— Begin MATERIAL FOR THIS TASK —

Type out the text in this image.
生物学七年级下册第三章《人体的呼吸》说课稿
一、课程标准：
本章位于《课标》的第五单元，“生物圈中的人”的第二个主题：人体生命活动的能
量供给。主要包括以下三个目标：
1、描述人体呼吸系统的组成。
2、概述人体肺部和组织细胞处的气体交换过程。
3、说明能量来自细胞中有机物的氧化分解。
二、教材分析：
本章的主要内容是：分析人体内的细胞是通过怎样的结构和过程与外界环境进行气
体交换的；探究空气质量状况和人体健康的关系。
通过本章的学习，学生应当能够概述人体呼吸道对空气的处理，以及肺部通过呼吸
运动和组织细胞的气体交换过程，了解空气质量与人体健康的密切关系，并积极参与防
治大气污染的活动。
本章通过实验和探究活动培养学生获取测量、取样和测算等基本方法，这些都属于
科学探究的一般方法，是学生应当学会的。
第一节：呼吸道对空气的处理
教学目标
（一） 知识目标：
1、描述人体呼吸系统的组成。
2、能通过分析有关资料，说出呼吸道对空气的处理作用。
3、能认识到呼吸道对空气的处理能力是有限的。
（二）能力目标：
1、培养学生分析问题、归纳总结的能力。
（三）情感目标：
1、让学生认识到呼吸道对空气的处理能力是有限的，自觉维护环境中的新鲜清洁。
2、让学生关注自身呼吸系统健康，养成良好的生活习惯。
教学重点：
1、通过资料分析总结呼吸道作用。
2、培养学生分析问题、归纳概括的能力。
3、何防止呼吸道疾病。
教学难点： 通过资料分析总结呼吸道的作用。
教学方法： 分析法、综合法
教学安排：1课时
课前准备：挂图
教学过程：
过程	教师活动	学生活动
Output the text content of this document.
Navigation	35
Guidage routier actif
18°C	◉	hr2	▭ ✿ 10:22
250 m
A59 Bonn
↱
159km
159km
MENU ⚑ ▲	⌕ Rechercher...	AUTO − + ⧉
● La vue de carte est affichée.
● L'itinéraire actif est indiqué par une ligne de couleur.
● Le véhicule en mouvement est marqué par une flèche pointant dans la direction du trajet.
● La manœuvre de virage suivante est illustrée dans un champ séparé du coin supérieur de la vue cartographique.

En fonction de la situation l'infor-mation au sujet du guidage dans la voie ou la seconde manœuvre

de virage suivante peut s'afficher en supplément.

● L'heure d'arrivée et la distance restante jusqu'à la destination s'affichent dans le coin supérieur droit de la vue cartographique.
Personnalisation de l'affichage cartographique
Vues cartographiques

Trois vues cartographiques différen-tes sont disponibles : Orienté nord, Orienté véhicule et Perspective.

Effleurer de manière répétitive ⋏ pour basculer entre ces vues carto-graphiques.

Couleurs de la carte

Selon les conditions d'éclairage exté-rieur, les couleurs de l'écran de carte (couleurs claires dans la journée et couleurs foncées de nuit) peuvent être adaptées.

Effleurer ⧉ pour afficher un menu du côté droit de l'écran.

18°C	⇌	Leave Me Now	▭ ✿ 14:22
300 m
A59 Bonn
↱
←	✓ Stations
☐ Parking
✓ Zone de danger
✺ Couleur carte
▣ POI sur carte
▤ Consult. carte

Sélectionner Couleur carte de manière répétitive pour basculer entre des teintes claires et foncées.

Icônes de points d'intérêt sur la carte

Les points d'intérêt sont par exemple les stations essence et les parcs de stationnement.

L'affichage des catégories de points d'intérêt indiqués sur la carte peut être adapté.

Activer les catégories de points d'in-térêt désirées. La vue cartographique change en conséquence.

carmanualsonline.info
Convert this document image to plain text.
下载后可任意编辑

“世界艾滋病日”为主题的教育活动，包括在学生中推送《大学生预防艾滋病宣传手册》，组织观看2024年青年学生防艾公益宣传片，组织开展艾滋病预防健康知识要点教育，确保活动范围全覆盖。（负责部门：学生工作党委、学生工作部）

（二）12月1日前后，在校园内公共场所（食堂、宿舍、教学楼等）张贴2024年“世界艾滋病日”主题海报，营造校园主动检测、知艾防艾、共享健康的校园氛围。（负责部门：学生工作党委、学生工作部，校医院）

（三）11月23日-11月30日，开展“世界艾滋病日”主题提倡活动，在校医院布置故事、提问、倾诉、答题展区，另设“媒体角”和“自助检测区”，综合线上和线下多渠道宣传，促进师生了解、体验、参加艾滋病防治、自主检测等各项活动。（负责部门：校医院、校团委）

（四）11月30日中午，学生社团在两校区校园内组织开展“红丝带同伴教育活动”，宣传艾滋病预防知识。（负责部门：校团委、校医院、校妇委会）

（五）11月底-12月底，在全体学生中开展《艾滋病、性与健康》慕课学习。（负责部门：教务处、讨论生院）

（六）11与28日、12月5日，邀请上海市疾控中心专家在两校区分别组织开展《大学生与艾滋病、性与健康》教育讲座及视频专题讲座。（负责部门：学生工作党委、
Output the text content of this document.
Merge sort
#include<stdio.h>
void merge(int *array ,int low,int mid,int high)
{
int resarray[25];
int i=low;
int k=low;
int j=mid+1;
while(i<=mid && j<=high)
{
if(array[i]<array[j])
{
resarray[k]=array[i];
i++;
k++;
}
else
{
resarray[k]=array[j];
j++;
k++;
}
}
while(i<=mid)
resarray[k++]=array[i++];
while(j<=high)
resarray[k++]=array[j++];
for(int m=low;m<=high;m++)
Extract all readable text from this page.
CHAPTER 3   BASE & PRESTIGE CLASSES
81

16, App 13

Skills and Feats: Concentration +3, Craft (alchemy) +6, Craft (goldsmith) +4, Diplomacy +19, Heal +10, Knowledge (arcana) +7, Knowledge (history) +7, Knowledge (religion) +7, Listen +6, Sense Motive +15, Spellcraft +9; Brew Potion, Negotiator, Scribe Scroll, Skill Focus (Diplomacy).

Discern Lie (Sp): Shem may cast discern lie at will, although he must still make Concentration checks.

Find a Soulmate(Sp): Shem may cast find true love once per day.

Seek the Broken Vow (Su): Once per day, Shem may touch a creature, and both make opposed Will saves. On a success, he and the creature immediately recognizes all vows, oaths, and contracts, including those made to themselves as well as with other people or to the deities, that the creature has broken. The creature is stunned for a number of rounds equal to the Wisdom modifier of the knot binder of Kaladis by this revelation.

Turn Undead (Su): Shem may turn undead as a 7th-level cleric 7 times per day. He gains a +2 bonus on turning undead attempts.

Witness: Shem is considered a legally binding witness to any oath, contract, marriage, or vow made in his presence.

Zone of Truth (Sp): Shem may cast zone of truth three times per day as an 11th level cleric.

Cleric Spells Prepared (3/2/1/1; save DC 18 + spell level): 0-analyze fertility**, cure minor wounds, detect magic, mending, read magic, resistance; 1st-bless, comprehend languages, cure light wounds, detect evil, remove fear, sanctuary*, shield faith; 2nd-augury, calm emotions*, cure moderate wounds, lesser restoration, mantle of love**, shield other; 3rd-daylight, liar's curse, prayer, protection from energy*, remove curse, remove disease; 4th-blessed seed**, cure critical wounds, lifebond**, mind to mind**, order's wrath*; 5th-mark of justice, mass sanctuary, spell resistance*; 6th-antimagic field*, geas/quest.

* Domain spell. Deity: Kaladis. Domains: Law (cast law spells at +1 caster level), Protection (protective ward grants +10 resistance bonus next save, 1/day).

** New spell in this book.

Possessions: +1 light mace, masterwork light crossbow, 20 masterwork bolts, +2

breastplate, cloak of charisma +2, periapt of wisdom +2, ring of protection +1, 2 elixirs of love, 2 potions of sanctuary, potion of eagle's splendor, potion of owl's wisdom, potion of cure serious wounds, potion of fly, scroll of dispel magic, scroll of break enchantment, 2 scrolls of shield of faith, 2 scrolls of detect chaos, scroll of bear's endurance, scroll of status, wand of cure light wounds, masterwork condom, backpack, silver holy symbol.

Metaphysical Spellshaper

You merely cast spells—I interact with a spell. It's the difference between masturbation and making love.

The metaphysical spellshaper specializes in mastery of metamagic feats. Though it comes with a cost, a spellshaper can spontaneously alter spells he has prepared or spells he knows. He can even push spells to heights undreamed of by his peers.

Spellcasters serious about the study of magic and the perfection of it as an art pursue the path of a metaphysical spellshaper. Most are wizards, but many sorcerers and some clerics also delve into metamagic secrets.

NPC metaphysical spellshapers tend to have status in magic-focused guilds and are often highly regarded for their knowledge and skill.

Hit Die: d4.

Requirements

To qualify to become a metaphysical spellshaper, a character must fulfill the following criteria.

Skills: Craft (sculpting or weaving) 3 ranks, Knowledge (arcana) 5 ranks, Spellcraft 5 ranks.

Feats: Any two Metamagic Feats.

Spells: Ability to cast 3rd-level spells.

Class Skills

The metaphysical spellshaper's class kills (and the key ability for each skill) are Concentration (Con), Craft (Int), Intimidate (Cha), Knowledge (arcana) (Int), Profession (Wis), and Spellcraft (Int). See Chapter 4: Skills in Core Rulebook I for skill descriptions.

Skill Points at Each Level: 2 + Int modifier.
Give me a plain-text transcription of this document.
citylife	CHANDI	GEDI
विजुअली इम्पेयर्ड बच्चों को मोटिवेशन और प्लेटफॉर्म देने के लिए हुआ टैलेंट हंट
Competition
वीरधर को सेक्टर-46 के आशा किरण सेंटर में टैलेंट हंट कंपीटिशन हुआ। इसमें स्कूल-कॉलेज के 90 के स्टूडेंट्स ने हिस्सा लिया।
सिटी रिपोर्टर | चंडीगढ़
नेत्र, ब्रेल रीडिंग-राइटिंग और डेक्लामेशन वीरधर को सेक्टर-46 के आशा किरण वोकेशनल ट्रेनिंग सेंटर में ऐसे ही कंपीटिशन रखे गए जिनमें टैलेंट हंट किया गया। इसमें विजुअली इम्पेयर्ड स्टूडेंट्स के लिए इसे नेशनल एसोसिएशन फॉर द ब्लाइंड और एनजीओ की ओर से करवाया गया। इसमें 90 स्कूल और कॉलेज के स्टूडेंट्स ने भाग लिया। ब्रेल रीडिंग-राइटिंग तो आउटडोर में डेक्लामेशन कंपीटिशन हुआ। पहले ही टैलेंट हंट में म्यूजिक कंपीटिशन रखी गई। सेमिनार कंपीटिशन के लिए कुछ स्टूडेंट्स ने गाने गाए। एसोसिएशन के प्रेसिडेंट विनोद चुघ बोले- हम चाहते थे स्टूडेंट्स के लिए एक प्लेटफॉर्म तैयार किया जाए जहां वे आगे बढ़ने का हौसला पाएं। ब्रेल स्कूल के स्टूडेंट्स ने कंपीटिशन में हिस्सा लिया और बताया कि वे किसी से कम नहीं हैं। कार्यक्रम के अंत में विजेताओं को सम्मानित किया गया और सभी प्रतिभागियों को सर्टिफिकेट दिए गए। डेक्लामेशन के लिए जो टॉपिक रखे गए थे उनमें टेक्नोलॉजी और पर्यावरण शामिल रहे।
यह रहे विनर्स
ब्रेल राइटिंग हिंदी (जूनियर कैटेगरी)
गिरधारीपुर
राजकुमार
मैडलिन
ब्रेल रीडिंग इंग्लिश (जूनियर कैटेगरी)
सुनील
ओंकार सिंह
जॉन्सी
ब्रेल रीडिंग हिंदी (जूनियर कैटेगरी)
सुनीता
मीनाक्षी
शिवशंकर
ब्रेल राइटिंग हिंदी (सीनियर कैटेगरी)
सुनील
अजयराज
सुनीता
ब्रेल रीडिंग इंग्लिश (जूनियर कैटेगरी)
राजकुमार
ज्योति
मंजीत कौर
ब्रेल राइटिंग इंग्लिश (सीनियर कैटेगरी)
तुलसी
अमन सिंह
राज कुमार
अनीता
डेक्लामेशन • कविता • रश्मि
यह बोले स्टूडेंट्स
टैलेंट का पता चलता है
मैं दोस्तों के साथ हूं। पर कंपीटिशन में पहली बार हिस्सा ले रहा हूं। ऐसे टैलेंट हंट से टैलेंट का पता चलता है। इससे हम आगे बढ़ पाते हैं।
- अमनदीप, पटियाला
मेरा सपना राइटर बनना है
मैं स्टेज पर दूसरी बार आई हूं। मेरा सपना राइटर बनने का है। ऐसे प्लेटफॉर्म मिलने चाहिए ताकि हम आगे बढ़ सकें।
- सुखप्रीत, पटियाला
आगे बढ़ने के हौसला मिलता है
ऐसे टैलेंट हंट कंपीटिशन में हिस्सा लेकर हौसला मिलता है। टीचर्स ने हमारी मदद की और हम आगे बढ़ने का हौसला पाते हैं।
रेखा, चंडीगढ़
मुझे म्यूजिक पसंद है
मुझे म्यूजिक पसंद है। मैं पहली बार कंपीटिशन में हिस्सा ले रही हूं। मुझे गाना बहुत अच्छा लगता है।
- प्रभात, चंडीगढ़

— End MATERIAL FOR THIS TASK —

AIM: Go through the records above and copy every line with the word "text".

OUTPUT:
Type out the text in this image.
Output the text content of this document.
Convert this document image to plain text.
Output the text content of this document.
Extract all readable text from this page.
Give me a plain-text transcription of this document.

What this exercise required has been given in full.